#### [TEXTO DE LECTURA]
——————
Una encuesta de Eurofound a 27.000 personas revela que las instituciones locales son las mejor valoradas frente a la precariedad de los gobiernos nacionales. Mientras Dinamarca lidera la confianza, Francia registra mínimos históricos según el Barómetro Edelman de la Confianza.
En la era de la desinformación en línea, la confianza en las instituciones públicas y los órganos de Gobierno es precaria. Sin embargo, parece que cuanto más bajo es el nivel de un Gobierno, más probabilidades tiene de merecer la confianza de los ciudadanos.
De hecho, los gobiernos locales y regionales son los que gozan de mayor confianza entre los ciudadanos de la UE, según la última edición de la encuesta electrónica de Eurofound 'Vivir y trabajar en la UE', que sondea la confianza en las instituciones locales, nacionales y de la UE.
La organización pidió a los ciudadanos que puntuaran cada una de ellas sobre 10, siendo 10 la confianza total. Sin embargo, ninguna de ellas consiguió superar los 6 puntos de media en toda la UE. Europe in Motion analizó los datos para ver las diferencias de confianza en las instituciones y los medios de comunicación en el bloque.
Hungría muestra la mayor confianza en la UE, Francia y Grecia la menor
En cuanto a los gobiernos, las instituciones locales (4,8) gozan de un nivel de confianza ligeramente superior al de la UE (4,5) y, sobre todo, al de los gobiernos nacionales (3,6). Los daneses, luxemburgueses y austriacos son los que más aprecian a sus representantes locales, con puntuaciones superiores a seis en cada país.
El nivel más alto de confianza en la UE se registró en Dinamarca, Malta y Hungría (5,9), mientras que Francia y Grecia registraron el más bajo (3,7).
——————
#### [DATOS]
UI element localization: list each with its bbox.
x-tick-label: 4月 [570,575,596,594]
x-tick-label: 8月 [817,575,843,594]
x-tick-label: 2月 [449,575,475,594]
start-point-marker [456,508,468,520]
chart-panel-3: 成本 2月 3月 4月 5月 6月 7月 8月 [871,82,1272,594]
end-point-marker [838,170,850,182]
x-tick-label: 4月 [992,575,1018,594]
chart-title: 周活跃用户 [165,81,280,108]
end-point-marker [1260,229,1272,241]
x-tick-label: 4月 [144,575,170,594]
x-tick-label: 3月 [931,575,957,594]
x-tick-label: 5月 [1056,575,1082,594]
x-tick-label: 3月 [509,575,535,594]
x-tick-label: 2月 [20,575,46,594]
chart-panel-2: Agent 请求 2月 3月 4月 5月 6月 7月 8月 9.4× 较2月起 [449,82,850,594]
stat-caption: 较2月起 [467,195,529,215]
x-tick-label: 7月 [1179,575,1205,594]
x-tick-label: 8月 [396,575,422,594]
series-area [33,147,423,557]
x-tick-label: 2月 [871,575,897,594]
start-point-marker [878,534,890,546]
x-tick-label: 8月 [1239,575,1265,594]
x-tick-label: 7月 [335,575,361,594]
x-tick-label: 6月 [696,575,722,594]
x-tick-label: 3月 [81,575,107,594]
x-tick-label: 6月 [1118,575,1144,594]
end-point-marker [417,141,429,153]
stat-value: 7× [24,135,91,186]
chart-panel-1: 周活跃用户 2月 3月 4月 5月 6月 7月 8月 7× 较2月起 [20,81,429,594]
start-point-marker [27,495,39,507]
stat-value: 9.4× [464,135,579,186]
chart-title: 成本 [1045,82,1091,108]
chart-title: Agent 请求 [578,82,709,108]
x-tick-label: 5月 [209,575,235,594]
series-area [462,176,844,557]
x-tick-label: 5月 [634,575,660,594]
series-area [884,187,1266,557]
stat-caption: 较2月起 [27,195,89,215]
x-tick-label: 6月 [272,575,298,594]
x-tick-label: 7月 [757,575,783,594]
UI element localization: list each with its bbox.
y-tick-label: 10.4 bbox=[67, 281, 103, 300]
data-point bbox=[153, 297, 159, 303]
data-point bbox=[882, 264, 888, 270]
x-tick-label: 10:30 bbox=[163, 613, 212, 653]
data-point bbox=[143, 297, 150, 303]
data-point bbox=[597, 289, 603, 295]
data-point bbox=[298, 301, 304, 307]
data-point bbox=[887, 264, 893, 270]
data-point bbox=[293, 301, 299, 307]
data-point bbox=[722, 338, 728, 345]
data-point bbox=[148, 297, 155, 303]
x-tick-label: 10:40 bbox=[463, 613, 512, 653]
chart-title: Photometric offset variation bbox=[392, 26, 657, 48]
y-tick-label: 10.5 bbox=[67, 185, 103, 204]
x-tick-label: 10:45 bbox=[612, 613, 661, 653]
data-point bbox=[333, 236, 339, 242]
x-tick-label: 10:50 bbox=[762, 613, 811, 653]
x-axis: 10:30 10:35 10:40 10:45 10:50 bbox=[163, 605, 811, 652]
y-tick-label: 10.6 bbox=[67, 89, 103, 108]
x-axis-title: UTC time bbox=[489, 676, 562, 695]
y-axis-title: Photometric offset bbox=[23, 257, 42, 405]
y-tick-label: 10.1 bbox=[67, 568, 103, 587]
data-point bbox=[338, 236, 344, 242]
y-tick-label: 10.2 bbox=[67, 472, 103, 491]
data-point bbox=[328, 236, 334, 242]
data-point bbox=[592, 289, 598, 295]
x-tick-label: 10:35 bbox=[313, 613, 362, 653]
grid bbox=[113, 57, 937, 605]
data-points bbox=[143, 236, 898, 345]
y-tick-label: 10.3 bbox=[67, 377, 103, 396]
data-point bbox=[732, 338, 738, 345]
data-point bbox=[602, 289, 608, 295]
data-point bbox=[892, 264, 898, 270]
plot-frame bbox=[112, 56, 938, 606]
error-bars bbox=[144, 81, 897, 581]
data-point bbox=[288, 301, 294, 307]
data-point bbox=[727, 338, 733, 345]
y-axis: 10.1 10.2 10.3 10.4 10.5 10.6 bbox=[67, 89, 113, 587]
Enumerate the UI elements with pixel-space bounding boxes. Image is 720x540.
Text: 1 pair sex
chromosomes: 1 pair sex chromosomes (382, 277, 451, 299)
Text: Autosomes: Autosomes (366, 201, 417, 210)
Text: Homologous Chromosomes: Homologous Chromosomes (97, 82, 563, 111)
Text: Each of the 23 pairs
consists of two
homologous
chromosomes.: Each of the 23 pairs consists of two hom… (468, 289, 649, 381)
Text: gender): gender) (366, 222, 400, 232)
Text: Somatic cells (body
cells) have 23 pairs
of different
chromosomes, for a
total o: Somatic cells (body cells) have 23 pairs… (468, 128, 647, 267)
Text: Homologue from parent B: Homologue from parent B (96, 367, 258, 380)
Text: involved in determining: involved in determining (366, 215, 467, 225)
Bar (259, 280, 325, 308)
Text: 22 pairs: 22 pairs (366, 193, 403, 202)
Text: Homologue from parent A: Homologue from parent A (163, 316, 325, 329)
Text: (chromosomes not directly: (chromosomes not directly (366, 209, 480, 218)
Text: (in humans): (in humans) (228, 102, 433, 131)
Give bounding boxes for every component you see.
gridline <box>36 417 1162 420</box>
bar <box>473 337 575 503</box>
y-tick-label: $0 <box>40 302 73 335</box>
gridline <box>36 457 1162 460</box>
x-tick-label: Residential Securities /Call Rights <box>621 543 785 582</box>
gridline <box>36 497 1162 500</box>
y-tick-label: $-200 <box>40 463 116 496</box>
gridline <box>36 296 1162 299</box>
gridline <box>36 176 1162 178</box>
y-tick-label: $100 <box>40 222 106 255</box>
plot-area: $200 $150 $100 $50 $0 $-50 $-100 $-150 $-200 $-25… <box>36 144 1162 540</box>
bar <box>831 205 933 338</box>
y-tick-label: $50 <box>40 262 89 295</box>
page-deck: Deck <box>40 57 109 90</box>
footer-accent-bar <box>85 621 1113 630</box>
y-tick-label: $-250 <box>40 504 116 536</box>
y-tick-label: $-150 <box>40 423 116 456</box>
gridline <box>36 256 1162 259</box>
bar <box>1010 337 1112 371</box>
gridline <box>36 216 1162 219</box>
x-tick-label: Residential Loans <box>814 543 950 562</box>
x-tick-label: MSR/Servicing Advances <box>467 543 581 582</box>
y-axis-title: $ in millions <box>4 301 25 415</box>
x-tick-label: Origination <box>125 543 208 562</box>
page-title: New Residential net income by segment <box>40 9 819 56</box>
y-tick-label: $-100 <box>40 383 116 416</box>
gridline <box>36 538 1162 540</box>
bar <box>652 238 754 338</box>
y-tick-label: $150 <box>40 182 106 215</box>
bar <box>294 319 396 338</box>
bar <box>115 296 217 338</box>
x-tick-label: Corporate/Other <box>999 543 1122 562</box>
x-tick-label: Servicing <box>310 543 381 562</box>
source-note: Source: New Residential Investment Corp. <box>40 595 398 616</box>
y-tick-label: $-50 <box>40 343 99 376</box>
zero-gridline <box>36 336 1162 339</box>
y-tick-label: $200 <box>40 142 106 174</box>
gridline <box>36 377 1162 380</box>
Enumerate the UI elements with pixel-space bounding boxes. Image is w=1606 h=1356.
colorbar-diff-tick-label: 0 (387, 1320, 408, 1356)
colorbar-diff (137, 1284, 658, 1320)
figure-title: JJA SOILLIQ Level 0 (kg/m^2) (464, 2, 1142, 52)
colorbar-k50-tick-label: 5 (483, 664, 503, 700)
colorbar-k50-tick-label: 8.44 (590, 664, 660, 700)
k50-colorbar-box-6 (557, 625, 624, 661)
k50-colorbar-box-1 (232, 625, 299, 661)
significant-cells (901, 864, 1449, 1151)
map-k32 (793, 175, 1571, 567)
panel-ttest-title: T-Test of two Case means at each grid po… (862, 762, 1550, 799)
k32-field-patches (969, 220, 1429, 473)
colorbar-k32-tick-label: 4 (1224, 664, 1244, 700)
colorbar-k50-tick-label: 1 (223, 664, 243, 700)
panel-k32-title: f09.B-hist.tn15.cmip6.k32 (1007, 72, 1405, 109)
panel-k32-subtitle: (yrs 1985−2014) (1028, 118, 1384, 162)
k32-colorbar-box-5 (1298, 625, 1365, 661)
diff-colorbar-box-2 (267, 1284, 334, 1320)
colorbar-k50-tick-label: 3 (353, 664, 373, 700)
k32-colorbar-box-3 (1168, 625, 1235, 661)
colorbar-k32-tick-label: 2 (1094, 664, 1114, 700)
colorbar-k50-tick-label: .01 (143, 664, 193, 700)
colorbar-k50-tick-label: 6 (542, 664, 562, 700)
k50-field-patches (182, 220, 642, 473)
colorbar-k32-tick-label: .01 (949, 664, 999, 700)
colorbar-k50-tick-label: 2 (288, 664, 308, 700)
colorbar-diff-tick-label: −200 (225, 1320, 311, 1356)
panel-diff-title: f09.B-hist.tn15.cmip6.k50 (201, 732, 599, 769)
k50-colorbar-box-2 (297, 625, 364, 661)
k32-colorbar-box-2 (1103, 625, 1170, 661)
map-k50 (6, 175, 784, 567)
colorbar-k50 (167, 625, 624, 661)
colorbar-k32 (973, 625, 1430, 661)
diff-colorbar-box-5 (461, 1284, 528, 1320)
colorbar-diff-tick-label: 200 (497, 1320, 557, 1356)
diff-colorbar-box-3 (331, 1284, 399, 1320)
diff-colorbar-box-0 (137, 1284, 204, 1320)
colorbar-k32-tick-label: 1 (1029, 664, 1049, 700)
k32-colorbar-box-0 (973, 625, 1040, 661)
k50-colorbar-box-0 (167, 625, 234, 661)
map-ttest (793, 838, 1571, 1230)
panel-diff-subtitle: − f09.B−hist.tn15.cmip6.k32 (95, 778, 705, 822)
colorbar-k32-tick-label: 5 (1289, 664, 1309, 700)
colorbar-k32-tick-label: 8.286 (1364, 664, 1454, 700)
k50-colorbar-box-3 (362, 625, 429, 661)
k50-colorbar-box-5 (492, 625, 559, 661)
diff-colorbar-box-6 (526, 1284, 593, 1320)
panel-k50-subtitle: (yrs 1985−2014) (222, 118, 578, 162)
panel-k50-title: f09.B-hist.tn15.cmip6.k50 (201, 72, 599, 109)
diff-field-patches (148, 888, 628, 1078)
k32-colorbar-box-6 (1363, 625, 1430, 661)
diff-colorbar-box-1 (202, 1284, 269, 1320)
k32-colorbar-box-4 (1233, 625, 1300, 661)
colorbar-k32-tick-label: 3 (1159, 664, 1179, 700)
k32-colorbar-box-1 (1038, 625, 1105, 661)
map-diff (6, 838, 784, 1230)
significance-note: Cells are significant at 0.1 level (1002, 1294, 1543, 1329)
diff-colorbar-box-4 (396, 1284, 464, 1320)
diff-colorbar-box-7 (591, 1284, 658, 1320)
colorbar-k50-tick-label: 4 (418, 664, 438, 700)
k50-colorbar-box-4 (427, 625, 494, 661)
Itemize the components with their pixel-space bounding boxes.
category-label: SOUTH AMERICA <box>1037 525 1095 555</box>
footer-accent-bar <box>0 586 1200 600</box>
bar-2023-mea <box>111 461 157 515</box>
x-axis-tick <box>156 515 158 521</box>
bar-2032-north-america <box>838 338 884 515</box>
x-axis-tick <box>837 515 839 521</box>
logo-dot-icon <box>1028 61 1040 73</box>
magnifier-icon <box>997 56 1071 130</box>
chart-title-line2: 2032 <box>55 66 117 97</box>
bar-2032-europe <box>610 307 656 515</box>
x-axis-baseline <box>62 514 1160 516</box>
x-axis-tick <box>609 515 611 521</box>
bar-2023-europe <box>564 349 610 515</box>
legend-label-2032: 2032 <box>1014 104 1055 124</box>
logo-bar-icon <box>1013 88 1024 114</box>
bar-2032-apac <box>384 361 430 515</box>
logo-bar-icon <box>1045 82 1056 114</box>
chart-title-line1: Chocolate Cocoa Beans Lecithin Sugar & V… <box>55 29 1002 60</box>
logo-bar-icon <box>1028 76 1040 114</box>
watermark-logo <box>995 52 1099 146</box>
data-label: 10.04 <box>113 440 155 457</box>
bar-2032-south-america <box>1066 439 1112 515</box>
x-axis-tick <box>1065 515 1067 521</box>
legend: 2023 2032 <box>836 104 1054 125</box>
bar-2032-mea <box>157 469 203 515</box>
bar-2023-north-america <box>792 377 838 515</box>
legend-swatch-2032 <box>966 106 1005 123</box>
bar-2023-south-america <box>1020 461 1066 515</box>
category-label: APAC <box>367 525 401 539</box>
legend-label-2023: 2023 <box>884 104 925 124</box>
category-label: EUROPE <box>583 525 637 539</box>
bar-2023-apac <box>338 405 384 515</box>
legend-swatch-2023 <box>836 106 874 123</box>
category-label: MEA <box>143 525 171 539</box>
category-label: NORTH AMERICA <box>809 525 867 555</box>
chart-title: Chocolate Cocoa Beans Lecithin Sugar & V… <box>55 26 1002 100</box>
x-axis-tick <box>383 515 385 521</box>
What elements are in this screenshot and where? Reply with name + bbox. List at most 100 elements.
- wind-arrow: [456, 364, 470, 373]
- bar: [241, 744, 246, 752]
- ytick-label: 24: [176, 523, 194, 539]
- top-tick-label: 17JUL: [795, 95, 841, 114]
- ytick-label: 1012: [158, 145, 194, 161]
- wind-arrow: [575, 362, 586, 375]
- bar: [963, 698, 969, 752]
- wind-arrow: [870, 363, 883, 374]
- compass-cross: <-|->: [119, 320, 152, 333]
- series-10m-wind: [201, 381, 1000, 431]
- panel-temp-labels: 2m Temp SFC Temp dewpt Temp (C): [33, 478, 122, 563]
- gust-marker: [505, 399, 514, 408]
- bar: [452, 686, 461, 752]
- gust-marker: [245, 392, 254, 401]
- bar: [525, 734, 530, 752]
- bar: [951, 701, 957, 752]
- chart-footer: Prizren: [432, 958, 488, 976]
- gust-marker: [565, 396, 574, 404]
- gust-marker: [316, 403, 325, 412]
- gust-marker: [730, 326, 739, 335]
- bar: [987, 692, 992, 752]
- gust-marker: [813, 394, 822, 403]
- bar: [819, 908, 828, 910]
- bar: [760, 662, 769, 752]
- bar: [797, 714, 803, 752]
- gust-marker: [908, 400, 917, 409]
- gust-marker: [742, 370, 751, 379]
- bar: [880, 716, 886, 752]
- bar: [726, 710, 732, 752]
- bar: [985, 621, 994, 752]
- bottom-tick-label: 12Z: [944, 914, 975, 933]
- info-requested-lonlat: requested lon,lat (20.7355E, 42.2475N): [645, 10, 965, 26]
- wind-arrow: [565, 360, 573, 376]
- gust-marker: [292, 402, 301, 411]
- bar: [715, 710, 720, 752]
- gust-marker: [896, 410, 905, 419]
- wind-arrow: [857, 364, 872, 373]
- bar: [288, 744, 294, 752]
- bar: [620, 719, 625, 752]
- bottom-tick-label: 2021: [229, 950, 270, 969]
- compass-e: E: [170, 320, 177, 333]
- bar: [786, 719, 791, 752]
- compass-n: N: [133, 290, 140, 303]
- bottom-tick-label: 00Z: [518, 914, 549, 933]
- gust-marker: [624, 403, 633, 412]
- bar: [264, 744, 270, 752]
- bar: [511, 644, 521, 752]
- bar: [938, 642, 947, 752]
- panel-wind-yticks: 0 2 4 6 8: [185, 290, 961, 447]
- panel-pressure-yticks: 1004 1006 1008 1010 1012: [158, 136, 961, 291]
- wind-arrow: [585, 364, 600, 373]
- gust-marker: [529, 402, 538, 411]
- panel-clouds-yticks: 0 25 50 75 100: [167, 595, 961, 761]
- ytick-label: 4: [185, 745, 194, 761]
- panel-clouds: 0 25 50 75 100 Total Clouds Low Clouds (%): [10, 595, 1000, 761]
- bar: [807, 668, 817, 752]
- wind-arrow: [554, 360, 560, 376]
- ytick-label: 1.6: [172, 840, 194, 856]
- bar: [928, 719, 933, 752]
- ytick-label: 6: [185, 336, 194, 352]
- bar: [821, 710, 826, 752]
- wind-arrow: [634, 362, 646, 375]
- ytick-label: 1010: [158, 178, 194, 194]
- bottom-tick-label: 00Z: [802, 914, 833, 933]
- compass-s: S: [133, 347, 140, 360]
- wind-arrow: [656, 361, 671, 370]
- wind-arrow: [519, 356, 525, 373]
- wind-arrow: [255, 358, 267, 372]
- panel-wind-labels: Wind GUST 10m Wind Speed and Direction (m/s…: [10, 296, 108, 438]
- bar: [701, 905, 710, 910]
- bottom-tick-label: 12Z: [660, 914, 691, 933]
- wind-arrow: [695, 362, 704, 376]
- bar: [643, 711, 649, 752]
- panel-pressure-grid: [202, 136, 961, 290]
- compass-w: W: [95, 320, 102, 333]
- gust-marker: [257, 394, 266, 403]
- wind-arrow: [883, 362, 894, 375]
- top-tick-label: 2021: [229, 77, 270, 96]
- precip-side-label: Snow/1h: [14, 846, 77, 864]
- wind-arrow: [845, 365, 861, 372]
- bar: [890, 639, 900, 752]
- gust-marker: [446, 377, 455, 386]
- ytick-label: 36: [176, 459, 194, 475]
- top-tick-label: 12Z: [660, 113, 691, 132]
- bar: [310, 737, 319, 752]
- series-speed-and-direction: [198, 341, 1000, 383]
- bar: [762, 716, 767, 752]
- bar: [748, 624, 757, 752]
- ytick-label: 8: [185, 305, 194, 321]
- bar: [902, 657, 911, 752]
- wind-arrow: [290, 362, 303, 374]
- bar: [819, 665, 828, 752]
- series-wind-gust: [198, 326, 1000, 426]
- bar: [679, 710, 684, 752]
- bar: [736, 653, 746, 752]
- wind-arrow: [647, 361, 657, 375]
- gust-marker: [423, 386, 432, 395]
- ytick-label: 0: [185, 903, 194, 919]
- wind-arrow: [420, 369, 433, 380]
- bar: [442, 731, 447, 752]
——————
#### [QUÉ SE PIDE]
Responde estas preguntas sobre el texto de la confianza en las instituciones:
1. ¿A cuántas personas encuestó Eurofound?
2. ¿Qué puntuación media de confianza obtuvieron los gobiernos nacionales?
3. ¿Qué dos países registraron el nivel más bajo de confianza en la UE?

#### [TU RESPUESTA]
1. A 27.000 personas.
2. 3,6.
3. Francia y Grecia.